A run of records
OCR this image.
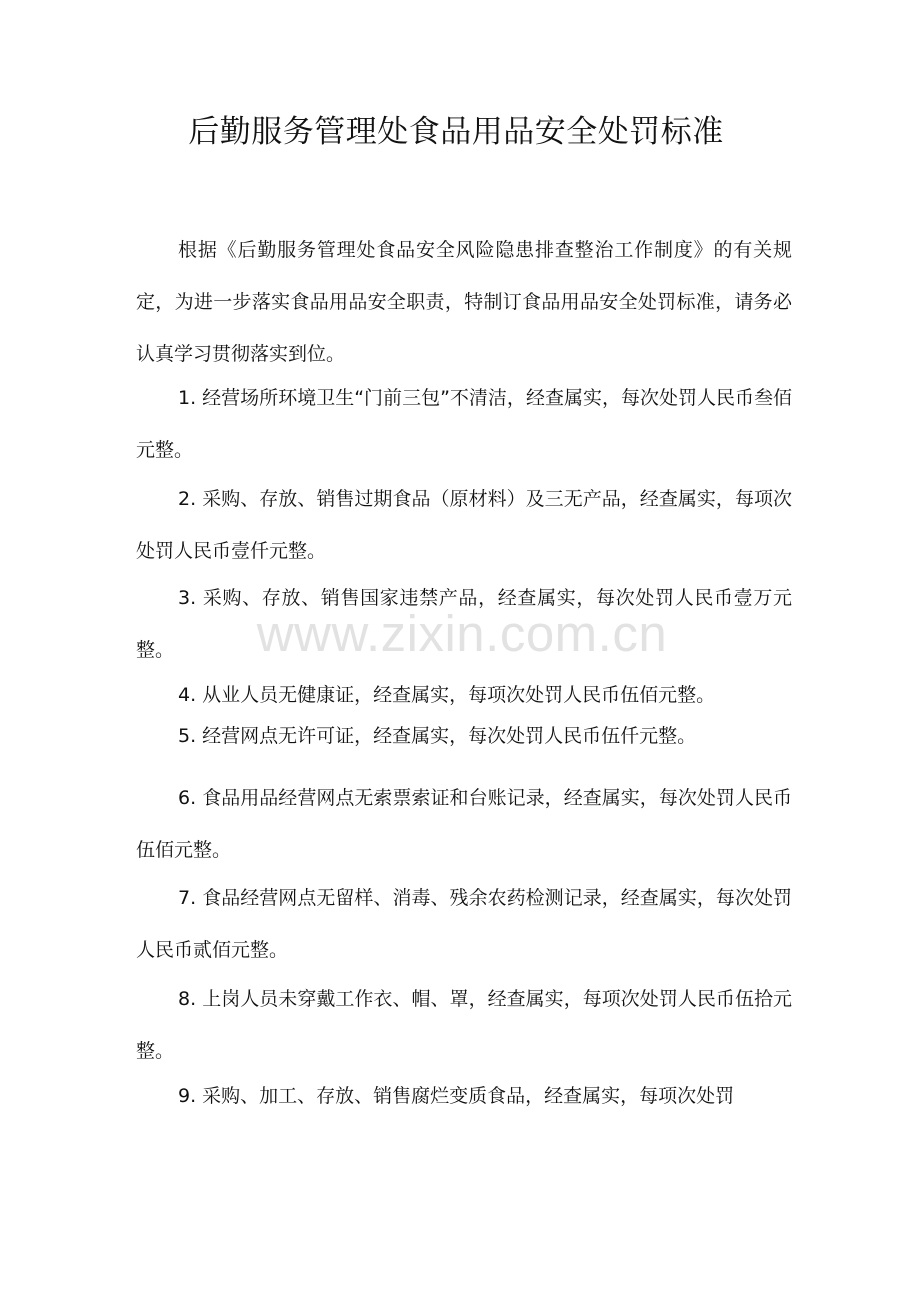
后勤服务管理处食品用品安全处罚标准

根据《后勤服务管理处食品安全风险隐患排查整治工作制度》的有关规定，为进一步落实食品用品安全职责，特制订食品用品安全处罚标准，请务必认真学习贯彻落实到位。

1. 经营场所环境卫生“门前三包”不清洁，经查属实，每次处罚人民币叁佰元整。

2. 采购、存放、销售过期食品（原材料）及三无产品，经查属实，每项次处罚人民币壹仟元整。

3. 采购、存放、销售国家违禁产品，经查属实，每次处罚人民币壹万元整。

4. 从业人员无健康证，经查属实，每项次处罚人民币伍佰元整。

5. 经营网点无许可证，经查属实，每次处罚人民币伍仟元整。

6. 食品用品经营网点无索票索证和台账记录，经查属实，每次处罚人民币伍佰元整。

7. 食品经营网点无留样、消毒、残余农药检测记录，经查属实，每次处罚人民币贰佰元整。

8. 上岗人员未穿戴工作衣、帽、罩，经查属实，每项次处罚人民币伍拾元整。

9. 采购、加工、存放、销售腐烂变质食品，经查属实，每项次处罚

www.zixin.com.cn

▶ [Set problem]: Excluding the pictures, reproduce every entry exactly as given.

▶ [Answer in full]:
OCR this image.
后勤服务管理处食品用品安全处罚标准

根据《后勤服务管理处食品安全风险隐患排查整治工作制度》的有关规定，为进一步落实食品用品安全职责，特制订食品用品安全处罚标准，请务必认真学习贯彻落实到位。

1. 经营场所环境卫生“门前三包”不清洁，经查属实，每次处罚人民币叁佰元整。

2. 采购、存放、销售过期食品（原材料）及三无产品，经查属实，每项次处罚人民币壹仟元整。

3. 采购、存放、销售国家违禁产品，经查属实，每次处罚人民币壹万元整。

4. 从业人员无健康证，经查属实，每项次处罚人民币伍佰元整。

5. 经营网点无许可证，经查属实，每次处罚人民币伍仟元整。

6. 食品用品经营网点无索票索证和台账记录，经查属实，每次处罚人民币伍佰元整。

7. 食品经营网点无留样、消毒、残余农药检测记录，经查属实，每次处罚人民币贰佰元整。

8. 上岗人员未穿戴工作衣、帽、罩，经查属实，每项次处罚人民币伍拾元整。

9. 采购、加工、存放、销售腐烂变质食品，经查属实，每项次处罚

www.zixin.com.cn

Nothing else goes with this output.